Given task =>
Pull every line with the word "When" out of the entries below.

Part of a data file =>
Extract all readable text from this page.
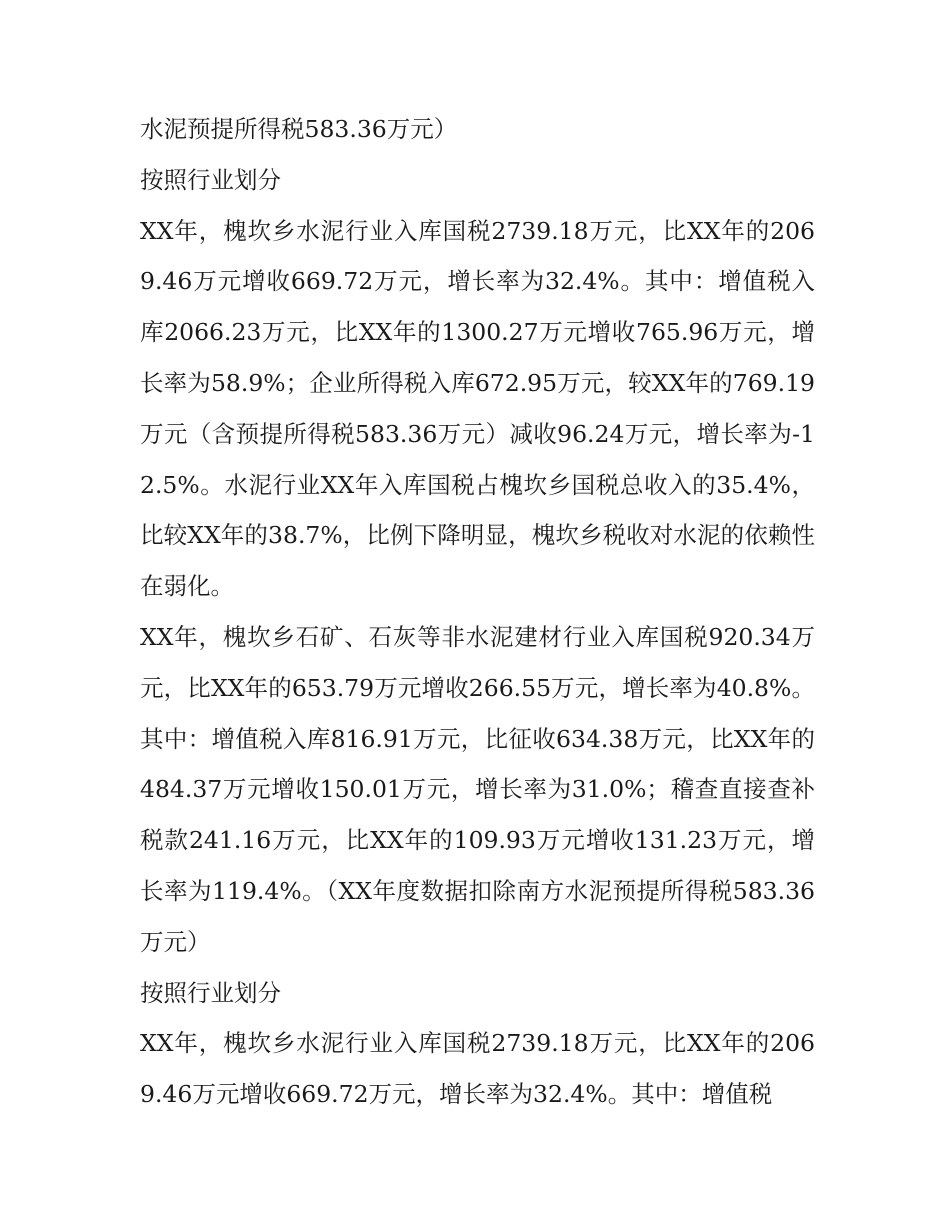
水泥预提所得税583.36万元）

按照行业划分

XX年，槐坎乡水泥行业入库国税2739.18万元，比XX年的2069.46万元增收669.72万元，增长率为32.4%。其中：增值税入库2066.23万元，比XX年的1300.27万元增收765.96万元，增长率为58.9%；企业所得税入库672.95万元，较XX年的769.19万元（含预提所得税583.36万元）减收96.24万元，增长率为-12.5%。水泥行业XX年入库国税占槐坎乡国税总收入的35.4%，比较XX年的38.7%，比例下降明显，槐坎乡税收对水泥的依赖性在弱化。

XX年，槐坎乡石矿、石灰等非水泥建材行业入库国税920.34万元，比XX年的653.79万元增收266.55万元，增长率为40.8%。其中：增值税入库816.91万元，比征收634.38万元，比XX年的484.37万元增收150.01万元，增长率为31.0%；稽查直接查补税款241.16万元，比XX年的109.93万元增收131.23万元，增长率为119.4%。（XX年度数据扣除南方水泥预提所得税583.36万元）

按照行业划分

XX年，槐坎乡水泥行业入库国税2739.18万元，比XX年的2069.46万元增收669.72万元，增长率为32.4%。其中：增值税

* * *

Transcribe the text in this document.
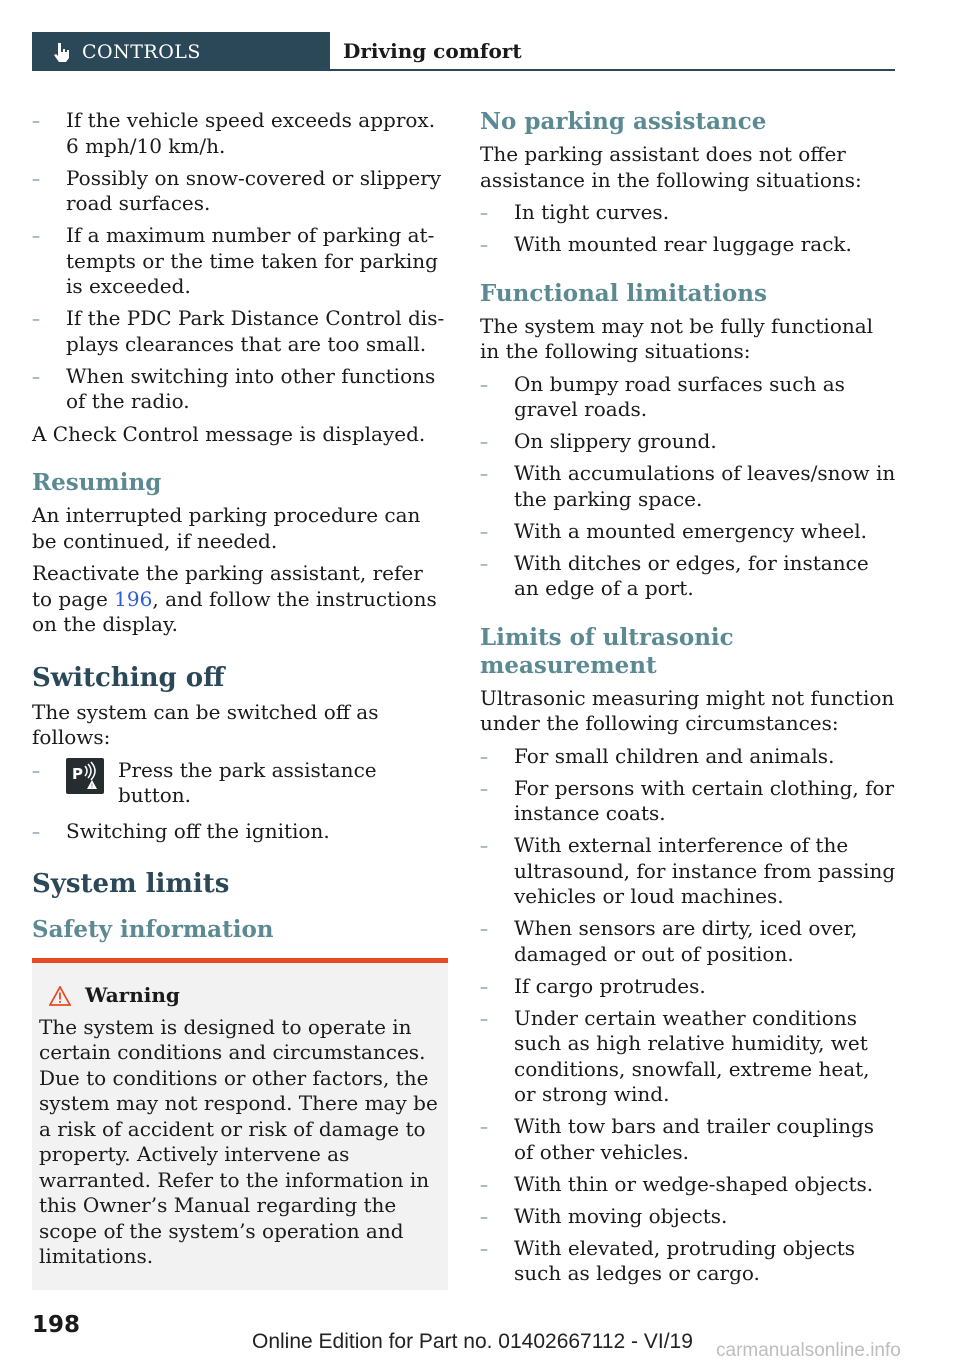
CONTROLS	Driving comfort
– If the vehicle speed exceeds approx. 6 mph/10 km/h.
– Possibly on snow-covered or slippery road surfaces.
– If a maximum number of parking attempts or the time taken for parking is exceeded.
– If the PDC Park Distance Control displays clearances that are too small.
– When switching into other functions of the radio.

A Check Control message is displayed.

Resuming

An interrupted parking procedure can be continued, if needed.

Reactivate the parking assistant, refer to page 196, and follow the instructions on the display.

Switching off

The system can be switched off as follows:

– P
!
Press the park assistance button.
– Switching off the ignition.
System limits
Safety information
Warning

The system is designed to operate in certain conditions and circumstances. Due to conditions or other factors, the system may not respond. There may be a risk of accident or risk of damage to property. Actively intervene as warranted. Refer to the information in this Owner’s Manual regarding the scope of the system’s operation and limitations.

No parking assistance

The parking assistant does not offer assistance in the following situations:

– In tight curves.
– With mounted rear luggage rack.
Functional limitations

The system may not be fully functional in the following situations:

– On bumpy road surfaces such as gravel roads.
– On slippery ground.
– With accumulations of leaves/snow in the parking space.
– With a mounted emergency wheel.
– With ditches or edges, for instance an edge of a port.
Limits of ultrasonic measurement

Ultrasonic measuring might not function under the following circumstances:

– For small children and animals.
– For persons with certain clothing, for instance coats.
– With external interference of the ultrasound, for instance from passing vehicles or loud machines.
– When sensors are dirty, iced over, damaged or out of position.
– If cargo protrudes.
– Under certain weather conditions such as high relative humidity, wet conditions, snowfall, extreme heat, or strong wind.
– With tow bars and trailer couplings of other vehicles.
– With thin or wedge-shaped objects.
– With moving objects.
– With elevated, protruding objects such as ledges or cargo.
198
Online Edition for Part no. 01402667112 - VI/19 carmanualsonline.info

Expected output =>
– When switching into other functions of the radio.
– When sensors are dirty, iced over, damaged or out of position.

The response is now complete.